→ **WHAT YOU SHOULD DO**: Check each line of the listing, and copy it if it contains the word "troops".

Dataset items:
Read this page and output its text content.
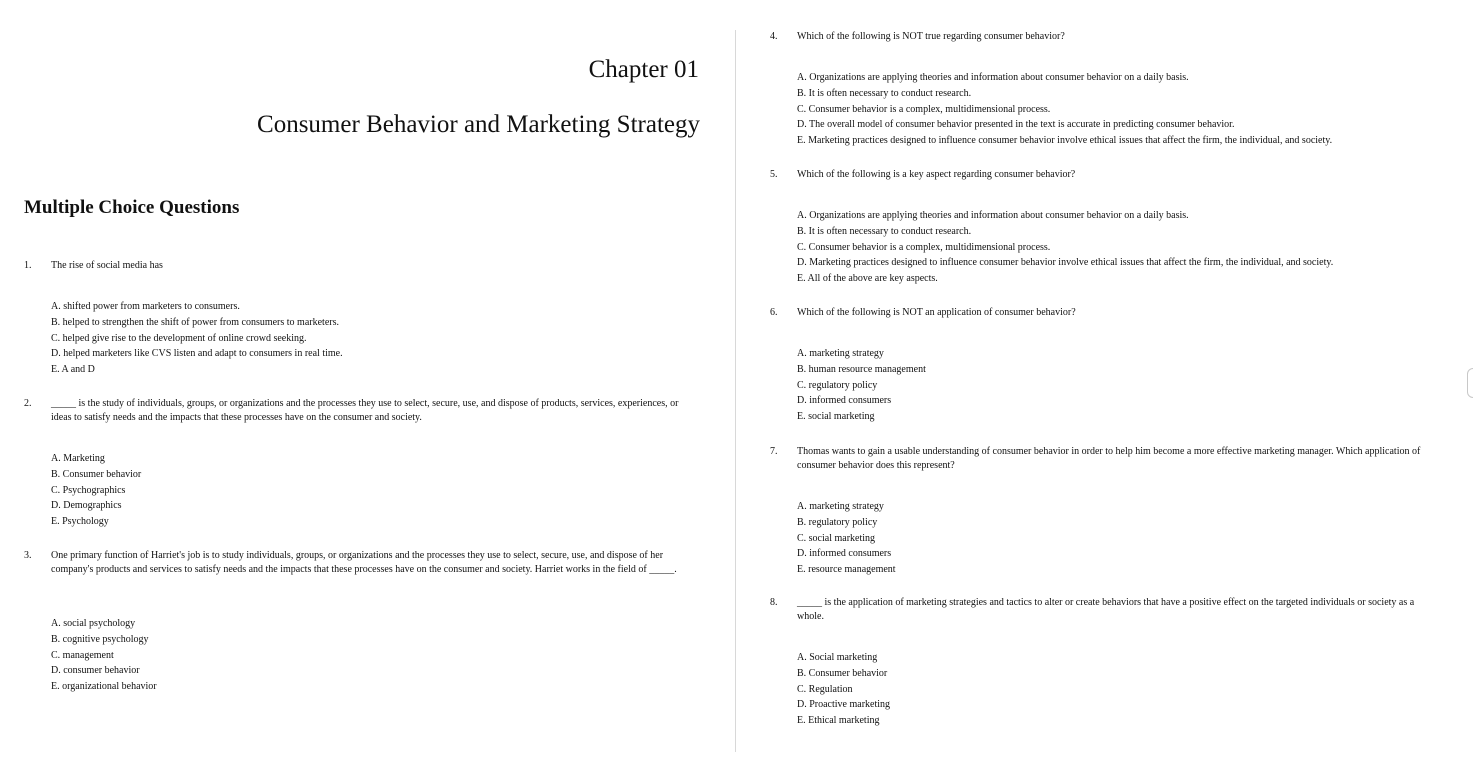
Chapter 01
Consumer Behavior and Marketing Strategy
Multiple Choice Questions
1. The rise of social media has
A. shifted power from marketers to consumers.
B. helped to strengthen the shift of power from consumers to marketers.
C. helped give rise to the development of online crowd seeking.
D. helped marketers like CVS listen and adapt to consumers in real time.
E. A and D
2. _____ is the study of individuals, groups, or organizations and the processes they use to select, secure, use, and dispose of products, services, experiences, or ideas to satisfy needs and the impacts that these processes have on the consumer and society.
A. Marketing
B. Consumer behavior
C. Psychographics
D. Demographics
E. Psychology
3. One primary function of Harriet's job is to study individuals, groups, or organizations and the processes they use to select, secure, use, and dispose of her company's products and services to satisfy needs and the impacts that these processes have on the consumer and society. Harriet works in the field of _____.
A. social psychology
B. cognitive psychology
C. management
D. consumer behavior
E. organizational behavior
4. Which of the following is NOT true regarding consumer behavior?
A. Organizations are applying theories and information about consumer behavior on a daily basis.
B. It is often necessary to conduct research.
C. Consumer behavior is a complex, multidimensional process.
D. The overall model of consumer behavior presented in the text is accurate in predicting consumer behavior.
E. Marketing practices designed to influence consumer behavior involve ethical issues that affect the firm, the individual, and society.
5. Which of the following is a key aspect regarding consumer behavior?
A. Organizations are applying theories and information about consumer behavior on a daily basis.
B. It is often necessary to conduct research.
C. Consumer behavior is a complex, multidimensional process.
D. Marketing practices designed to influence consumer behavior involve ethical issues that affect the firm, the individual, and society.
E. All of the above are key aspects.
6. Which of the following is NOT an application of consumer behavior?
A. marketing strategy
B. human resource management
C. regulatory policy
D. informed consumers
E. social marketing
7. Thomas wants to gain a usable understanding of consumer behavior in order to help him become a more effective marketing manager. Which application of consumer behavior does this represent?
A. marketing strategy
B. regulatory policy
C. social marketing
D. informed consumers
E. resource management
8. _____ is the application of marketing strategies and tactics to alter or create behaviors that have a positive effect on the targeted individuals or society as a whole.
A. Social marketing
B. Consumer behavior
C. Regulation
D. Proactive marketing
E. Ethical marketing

--

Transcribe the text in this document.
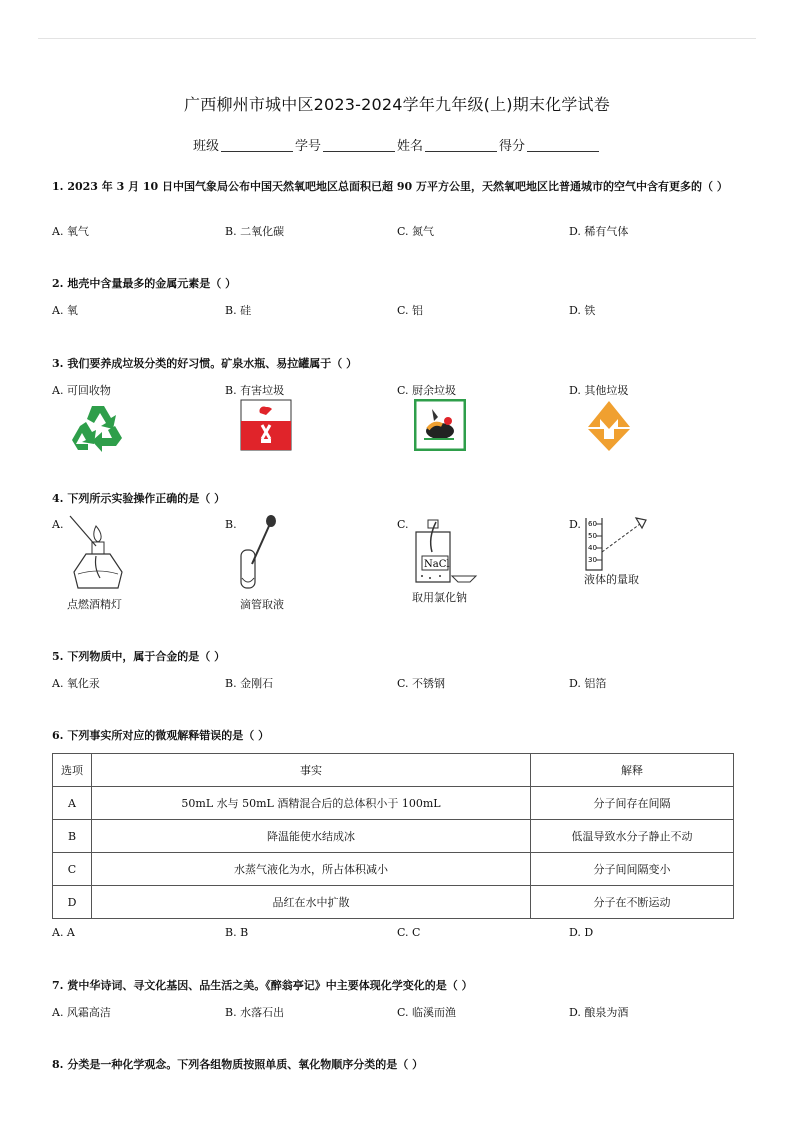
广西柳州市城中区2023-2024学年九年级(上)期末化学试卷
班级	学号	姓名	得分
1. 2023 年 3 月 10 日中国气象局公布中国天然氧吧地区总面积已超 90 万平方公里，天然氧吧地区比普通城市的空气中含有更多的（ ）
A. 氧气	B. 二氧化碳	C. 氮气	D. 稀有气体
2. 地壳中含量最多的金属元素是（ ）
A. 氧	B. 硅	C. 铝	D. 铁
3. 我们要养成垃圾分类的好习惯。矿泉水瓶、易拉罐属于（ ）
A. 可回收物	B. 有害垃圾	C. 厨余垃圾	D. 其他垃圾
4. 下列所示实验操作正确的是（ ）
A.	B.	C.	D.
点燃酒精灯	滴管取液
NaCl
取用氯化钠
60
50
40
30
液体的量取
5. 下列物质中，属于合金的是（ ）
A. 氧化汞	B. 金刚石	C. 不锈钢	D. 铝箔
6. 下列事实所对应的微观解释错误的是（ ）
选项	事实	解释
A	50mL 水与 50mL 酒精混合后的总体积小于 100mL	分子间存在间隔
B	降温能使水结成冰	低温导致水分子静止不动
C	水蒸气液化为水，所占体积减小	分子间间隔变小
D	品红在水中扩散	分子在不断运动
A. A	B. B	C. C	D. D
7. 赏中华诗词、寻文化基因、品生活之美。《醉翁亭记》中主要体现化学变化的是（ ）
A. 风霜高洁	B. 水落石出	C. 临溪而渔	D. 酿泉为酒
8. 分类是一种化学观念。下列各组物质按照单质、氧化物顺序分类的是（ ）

==

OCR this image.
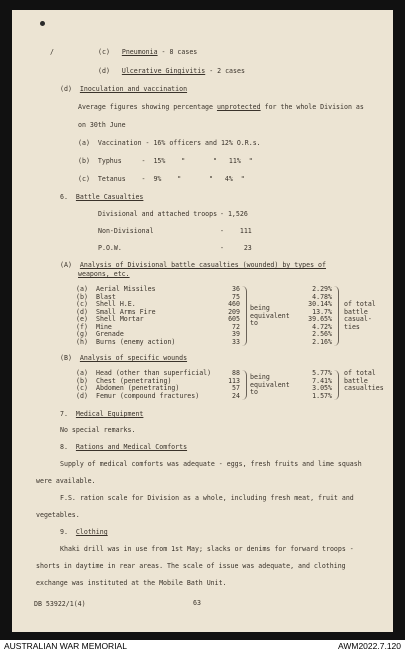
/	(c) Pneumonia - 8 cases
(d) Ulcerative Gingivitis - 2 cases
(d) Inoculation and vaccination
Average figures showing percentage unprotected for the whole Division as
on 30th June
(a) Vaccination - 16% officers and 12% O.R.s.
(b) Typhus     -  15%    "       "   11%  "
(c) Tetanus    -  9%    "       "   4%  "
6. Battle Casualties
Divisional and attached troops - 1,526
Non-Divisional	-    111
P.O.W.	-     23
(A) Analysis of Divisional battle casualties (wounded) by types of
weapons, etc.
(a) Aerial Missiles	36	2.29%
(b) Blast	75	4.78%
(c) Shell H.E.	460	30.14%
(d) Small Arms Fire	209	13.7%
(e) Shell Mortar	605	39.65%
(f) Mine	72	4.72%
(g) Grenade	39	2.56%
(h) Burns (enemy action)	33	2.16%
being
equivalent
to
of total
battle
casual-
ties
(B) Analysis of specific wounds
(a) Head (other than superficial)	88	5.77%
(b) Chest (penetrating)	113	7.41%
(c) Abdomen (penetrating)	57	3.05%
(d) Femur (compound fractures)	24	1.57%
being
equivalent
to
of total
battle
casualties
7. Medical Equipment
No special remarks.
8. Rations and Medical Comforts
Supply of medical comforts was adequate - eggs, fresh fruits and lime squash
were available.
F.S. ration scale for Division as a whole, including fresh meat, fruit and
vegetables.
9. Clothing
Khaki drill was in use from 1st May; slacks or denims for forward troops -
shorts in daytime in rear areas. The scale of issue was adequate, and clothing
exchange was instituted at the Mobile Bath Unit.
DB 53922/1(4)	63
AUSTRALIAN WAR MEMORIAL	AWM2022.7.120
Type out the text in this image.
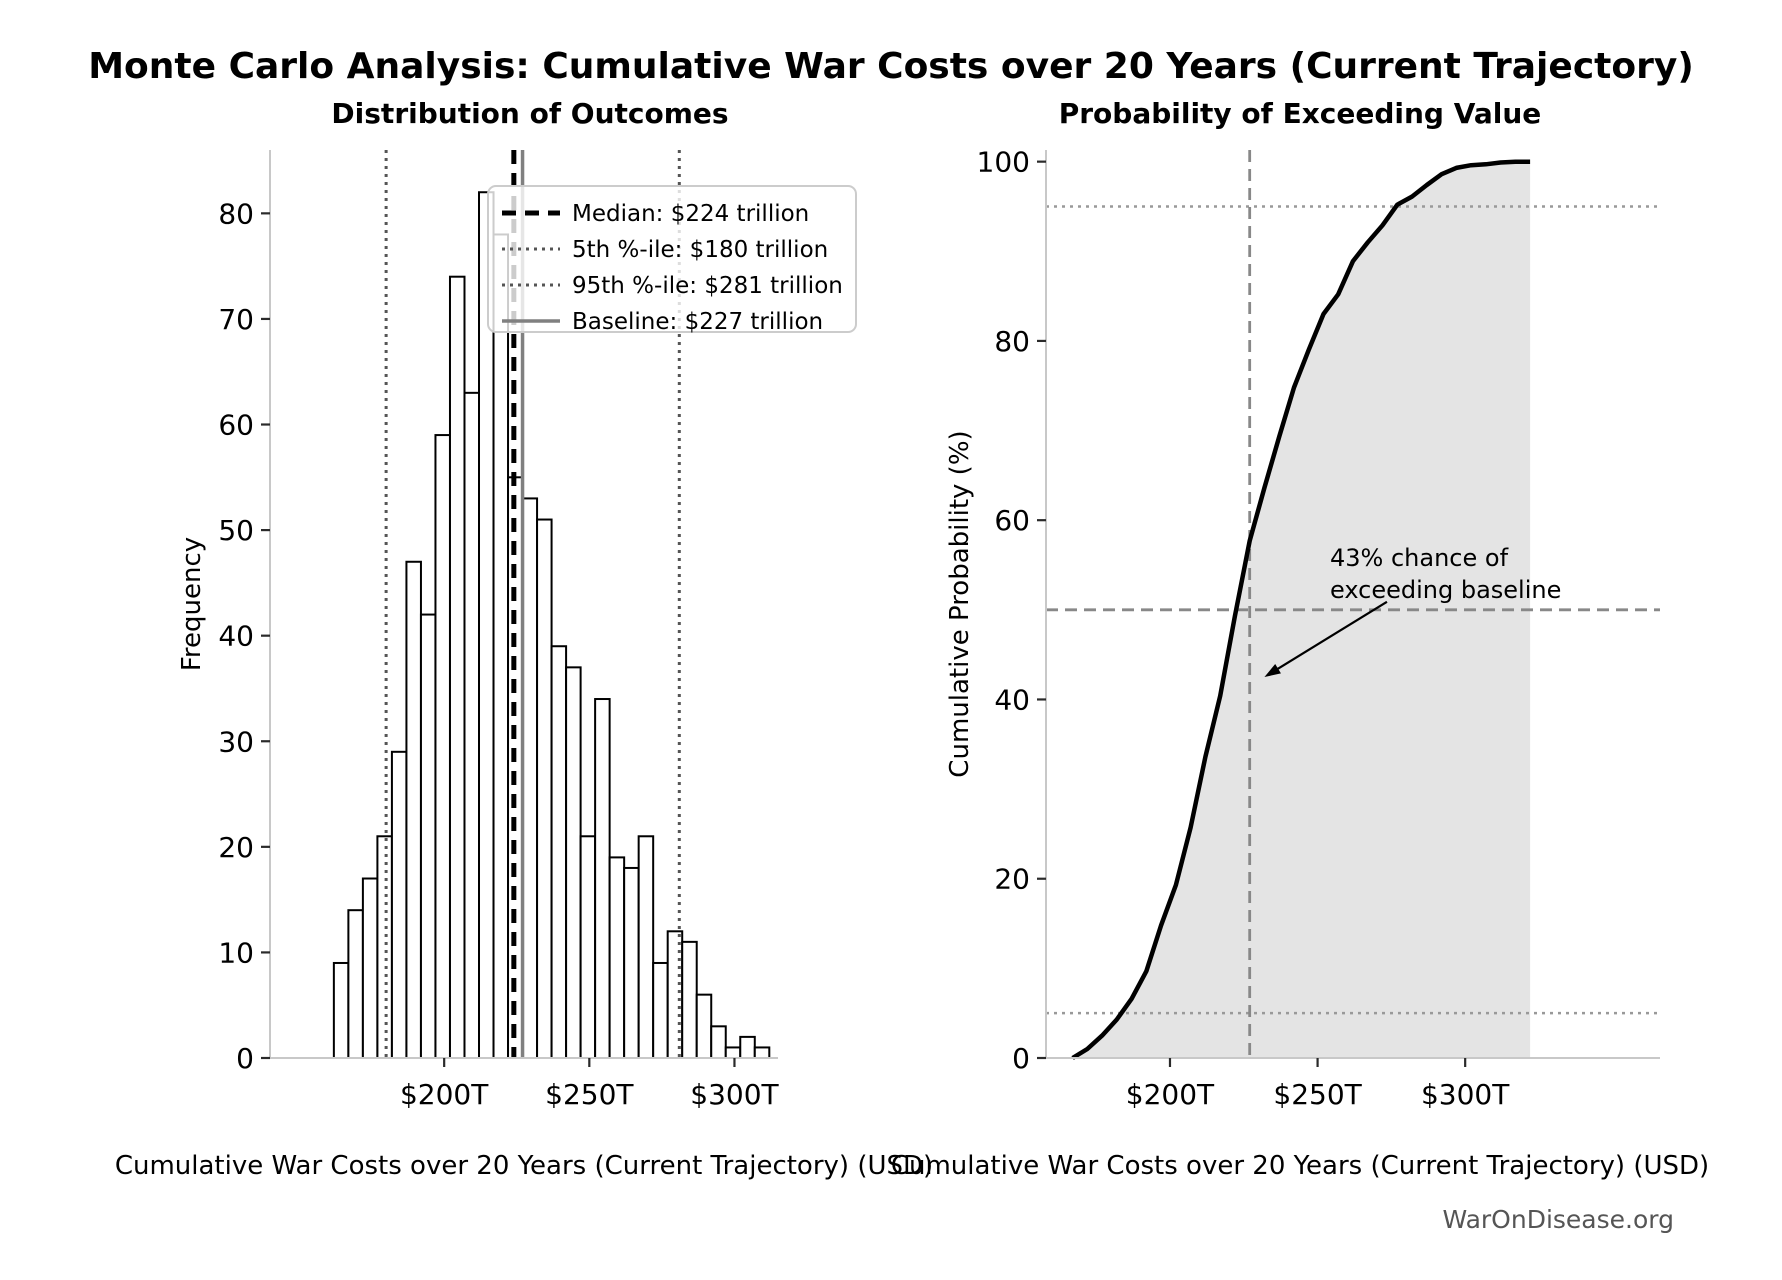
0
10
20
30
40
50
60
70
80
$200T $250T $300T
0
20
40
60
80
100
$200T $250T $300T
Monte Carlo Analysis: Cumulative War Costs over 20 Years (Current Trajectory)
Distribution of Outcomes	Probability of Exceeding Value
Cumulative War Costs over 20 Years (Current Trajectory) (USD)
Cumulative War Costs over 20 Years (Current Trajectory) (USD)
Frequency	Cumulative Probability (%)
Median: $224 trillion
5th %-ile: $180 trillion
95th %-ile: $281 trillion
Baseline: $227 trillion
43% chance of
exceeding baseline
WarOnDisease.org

→ **FINISHED ANSWER**:
Divisional and attached troops - 1,526
Khaki drill was in use from 1st May; slacks or denims for forward troops -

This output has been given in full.